Repeat each entry as written, dropping any picture you find.

### [LISTED ENTRIES]
+===+

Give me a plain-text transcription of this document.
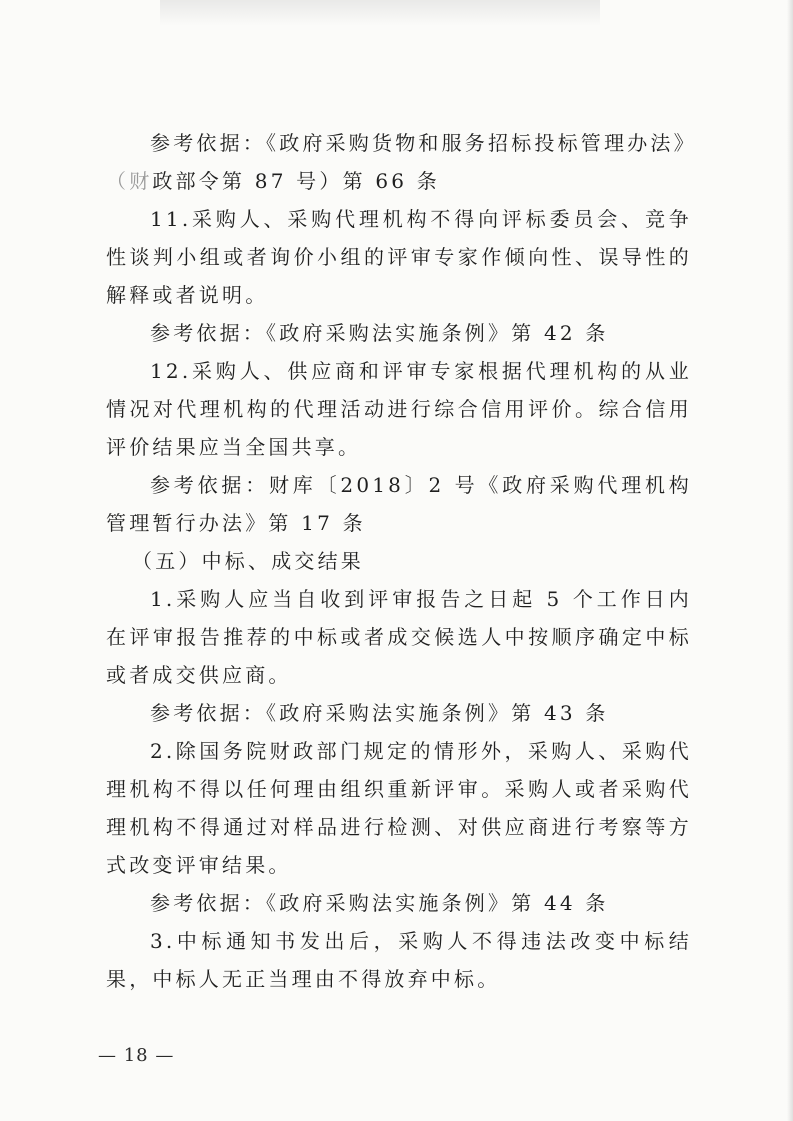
参考依据：《政府采购货物和服务招标投标管理办法》（财政部令第 87 号）第 66 条

11.采购人、采购代理机构不得向评标委员会、竞争性谈判小组或者询价小组的评审专家作倾向性、误导性的解释或者说明。

参考依据：《政府采购法实施条例》第 42 条

12.采购人、供应商和评审专家根据代理机构的从业情况对代理机构的代理活动进行综合信用评价。综合信用评价结果应当全国共享。

参考依据：财库〔2018〕2 号《政府采购代理机构管理暂行办法》第 17 条

（五）中标、成交结果

1.采购人应当自收到评审报告之日起 5 个工作日内在评审报告推荐的中标或者成交候选人中按顺序确定中标或者成交供应商。

参考依据：《政府采购法实施条例》第 43 条

2.除国务院财政部门规定的情形外，采购人、采购代理机构不得以任何理由组织重新评审。采购人或者采购代理机构不得通过对样品进行检测、对供应商进行考察等方式改变评审结果。

参考依据：《政府采购法实施条例》第 44 条

3.中标通知书发出后，采购人不得违法改变中标结果，中标人无正当理由不得放弃中标。

— 18 —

+===+

### [ANSWER FOR THE TASK]
Give me a plain-text transcription of this document.
参考依据：《政府采购货物和服务招标投标管理办法》（财政部令第 87 号）第 66 条

11.采购人、采购代理机构不得向评标委员会、竞争性谈判小组或者询价小组的评审专家作倾向性、误导性的解释或者说明。

参考依据：《政府采购法实施条例》第 42 条

12.采购人、供应商和评审专家根据代理机构的从业情况对代理机构的代理活动进行综合信用评价。综合信用评价结果应当全国共享。

参考依据：财库〔2018〕2 号《政府采购代理机构管理暂行办法》第 17 条

（五）中标、成交结果

1.采购人应当自收到评审报告之日起 5 个工作日内在评审报告推荐的中标或者成交候选人中按顺序确定中标或者成交供应商。

参考依据：《政府采购法实施条例》第 43 条

2.除国务院财政部门规定的情形外，采购人、采购代理机构不得以任何理由组织重新评审。采购人或者采购代理机构不得通过对样品进行检测、对供应商进行考察等方式改变评审结果。

参考依据：《政府采购法实施条例》第 44 条

3.中标通知书发出后，采购人不得违法改变中标结果，中标人无正当理由不得放弃中标。

— 18 —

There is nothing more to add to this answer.